* YOUR OBJECTIVE *
Filter for the word "Equivalent" and keep each matching line.

* DATASET CONTENT *
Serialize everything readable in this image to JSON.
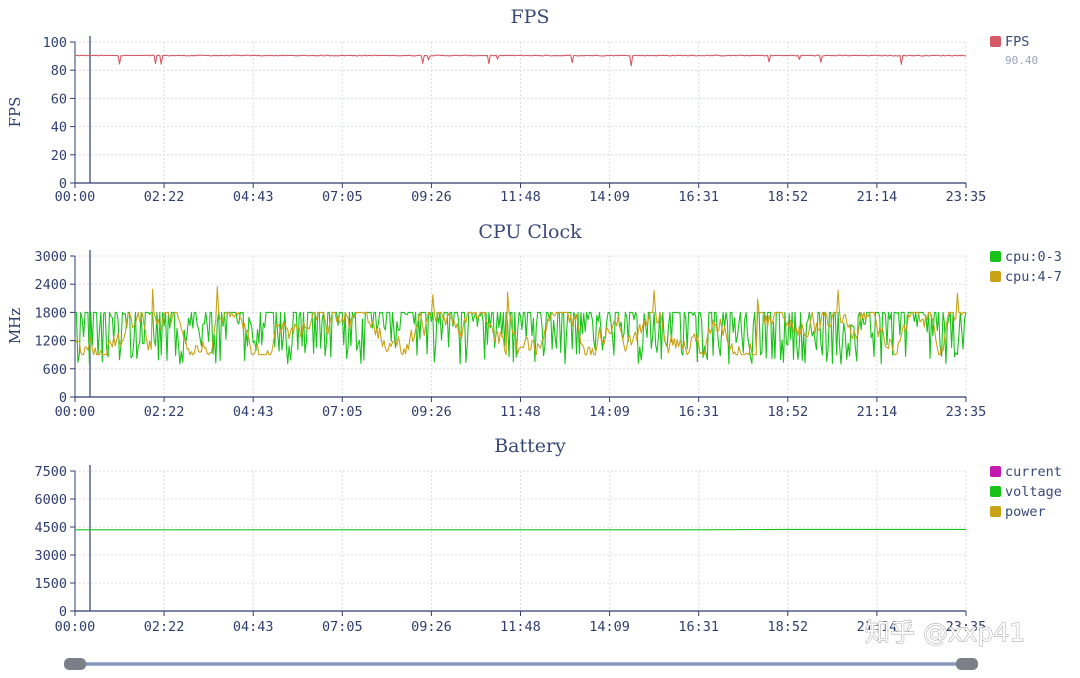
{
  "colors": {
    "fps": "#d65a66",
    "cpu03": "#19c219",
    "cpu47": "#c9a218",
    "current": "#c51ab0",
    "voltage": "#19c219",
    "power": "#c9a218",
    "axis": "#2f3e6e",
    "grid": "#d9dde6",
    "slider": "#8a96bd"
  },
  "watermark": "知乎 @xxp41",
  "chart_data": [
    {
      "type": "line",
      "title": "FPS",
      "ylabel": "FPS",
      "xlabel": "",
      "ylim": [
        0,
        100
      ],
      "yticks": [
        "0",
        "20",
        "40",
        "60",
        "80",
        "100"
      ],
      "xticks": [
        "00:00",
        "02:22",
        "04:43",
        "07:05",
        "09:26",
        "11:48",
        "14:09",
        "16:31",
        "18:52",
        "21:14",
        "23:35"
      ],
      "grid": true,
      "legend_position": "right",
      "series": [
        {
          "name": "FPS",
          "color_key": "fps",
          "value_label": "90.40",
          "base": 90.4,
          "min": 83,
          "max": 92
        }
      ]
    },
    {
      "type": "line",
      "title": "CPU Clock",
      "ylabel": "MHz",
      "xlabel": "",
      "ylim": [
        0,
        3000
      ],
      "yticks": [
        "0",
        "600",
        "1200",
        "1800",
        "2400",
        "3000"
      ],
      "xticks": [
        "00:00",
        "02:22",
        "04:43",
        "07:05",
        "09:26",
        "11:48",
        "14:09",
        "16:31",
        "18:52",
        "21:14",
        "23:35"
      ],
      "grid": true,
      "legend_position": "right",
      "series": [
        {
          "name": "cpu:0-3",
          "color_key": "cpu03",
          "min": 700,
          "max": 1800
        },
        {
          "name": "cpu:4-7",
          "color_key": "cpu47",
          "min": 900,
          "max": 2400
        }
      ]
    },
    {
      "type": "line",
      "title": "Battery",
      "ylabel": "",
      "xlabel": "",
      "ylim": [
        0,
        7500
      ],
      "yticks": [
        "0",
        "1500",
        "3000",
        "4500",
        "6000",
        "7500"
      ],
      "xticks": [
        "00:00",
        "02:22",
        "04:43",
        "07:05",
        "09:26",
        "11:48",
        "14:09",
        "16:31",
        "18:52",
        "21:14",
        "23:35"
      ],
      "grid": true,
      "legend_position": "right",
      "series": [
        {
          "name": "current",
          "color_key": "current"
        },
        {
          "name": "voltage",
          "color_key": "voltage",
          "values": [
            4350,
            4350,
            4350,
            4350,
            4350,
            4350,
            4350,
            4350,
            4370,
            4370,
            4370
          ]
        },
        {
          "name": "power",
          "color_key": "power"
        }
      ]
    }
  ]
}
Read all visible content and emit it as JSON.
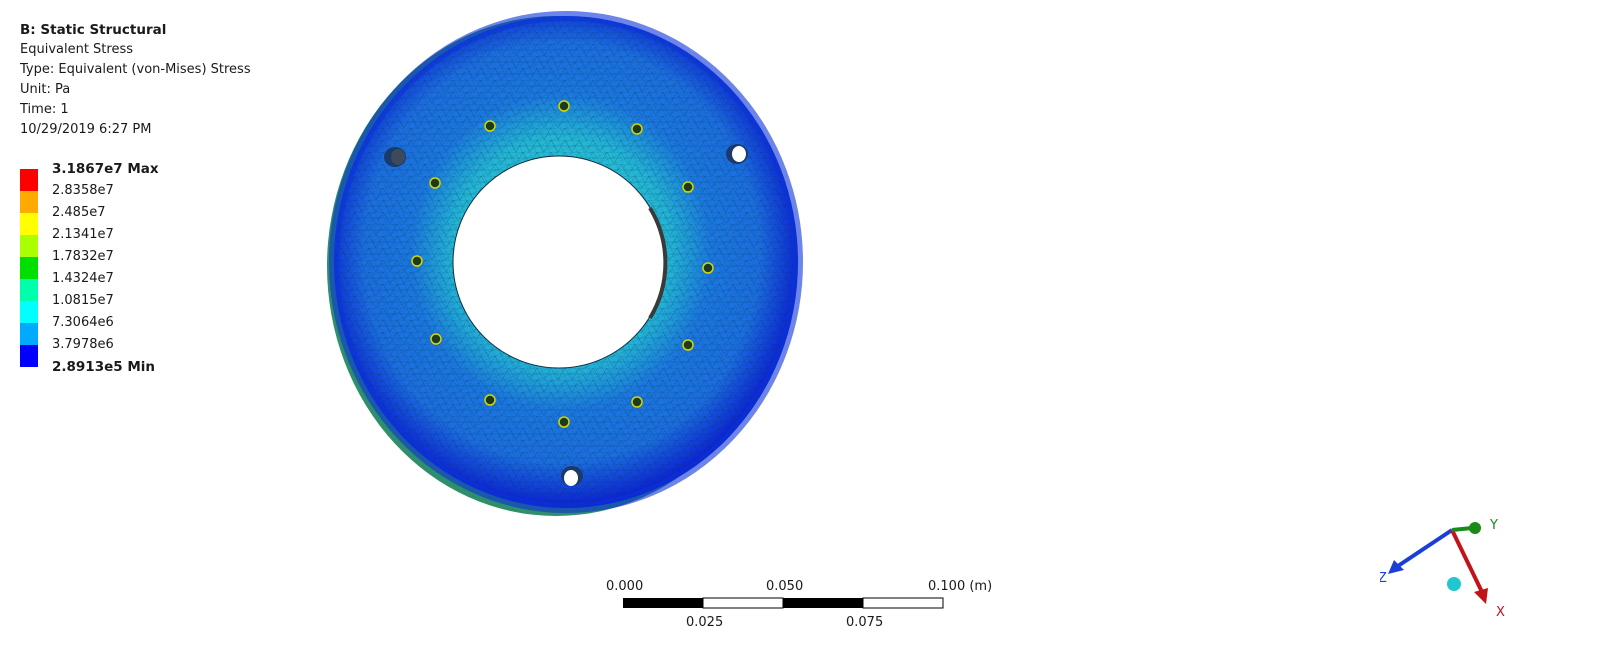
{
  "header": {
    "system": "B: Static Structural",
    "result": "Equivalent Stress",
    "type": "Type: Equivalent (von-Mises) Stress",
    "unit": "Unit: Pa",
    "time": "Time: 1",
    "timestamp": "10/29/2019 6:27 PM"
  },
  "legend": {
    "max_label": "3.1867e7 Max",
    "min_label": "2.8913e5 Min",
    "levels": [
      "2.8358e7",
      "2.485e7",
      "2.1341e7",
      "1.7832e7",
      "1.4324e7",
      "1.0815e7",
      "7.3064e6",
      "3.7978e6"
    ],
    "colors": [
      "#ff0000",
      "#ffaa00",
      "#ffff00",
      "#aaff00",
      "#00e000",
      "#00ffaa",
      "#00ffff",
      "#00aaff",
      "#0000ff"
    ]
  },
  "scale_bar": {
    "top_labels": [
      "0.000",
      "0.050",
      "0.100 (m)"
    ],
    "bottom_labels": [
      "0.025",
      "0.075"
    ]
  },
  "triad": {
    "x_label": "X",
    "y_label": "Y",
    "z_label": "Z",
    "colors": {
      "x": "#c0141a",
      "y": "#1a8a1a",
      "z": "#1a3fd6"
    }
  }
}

* RESPONSE BELOW *
    "result": "Equivalent Stress",
    "type": "Type: Equivalent (von-Mises) Stress",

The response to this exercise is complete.